Exercise instructions »
Without including the pictures, copy out every line below.

=====

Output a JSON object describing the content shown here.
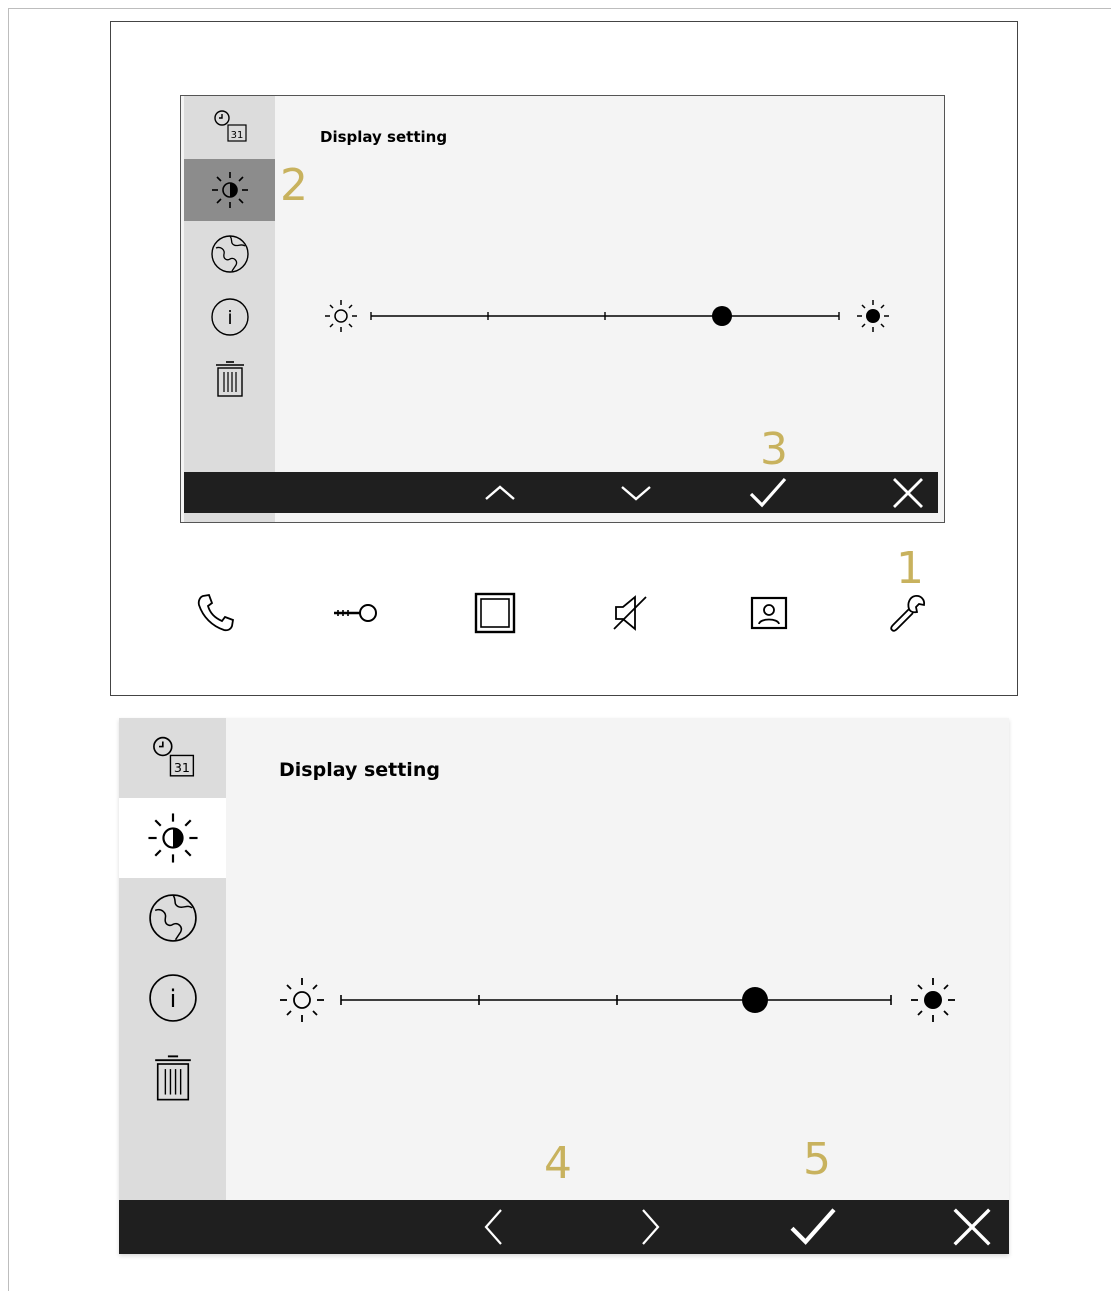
{
  "small_screen": {
    "title": "Display setting",
    "sidebar": [
      {
        "icon": "clock-calendar-icon",
        "day": "31",
        "active": false
      },
      {
        "icon": "brightness-icon",
        "active": true
      },
      {
        "icon": "globe-icon",
        "active": false
      },
      {
        "icon": "info-icon",
        "label": "i",
        "active": false
      },
      {
        "icon": "trash-icon",
        "active": false
      }
    ],
    "brightness_level": 0.75,
    "bottombar": [
      "up-arrow-icon",
      "down-arrow-icon",
      "checkmark-icon",
      "close-icon"
    ]
  },
  "large_screen": {
    "title": "Display setting",
    "sidebar": [
      {
        "icon": "clock-calendar-icon",
        "day": "31",
        "active": false
      },
      {
        "icon": "brightness-icon",
        "active": true
      },
      {
        "icon": "globe-icon",
        "active": false
      },
      {
        "icon": "info-icon",
        "label": "i",
        "active": false
      },
      {
        "icon": "trash-icon",
        "active": false
      }
    ],
    "brightness_level": 0.75,
    "bottombar": [
      "left-arrow-icon",
      "right-arrow-icon",
      "checkmark-icon",
      "close-icon"
    ]
  },
  "hardware_buttons": [
    "phone-icon",
    "key-icon",
    "square-icon",
    "mute-icon",
    "monitor-icon",
    "wrench-icon"
  ],
  "callouts": {
    "c1": "1",
    "c2": "2",
    "c3": "3",
    "c4": "4",
    "c5": "5"
  },
  "colors": {
    "callout": "#c8b25e",
    "bar": "#1f1f1f",
    "active_item_small": "#8c8c8c",
    "sidebar": "#dcdcdc"
  }
}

=====

Finished task »
Output a JSON object describing the content shown here.
{
  "small_screen": {
    "title": "Display setting",
    "sidebar": [
      {
        "icon": "clock-calendar-icon",
        "day": "31",
        "active": false
      },
      {
        "icon": "brightness-icon",
        "active": true
      },
      {
        "icon": "globe-icon",
        "active": false
      },
      {
        "icon": "info-icon",
        "label": "i",
        "active": false
      },
      {
        "icon": "trash-icon",
        "active": false
      }
    ],
    "brightness_level": 0.75,
    "bottombar": [
      "up-arrow-icon",
      "down-arrow-icon",
      "checkmark-icon",
      "close-icon"
    ]
  },
  "large_screen": {
    "title": "Display setting",
    "sidebar": [
      {
        "icon": "clock-calendar-icon",
        "day": "31",
        "active": false
      },
      {
        "icon": "brightness-icon",
        "active": true
      },
      {
        "icon": "globe-icon",
        "active": false
      },
      {
        "icon": "info-icon",
        "label": "i",
        "active": false
      },
      {
        "icon": "trash-icon",
        "active": false
      }
    ],
    "brightness_level": 0.75,
    "bottombar": [
      "left-arrow-icon",
      "right-arrow-icon",
      "checkmark-icon",
      "close-icon"
    ]
  },
  "hardware_buttons": [
    "phone-icon",
    "key-icon",
    "square-icon",
    "mute-icon",
    "monitor-icon",
    "wrench-icon"
  ],
  "callouts": {
    "c1": "1",
    "c2": "2",
    "c3": "3",
    "c4": "4",
    "c5": "5"
  },
  "colors": {
    "callout": "#c8b25e",
    "bar": "#1f1f1f",
    "active_item_small": "#8c8c8c",
    "sidebar": "#dcdcdc"
  }
}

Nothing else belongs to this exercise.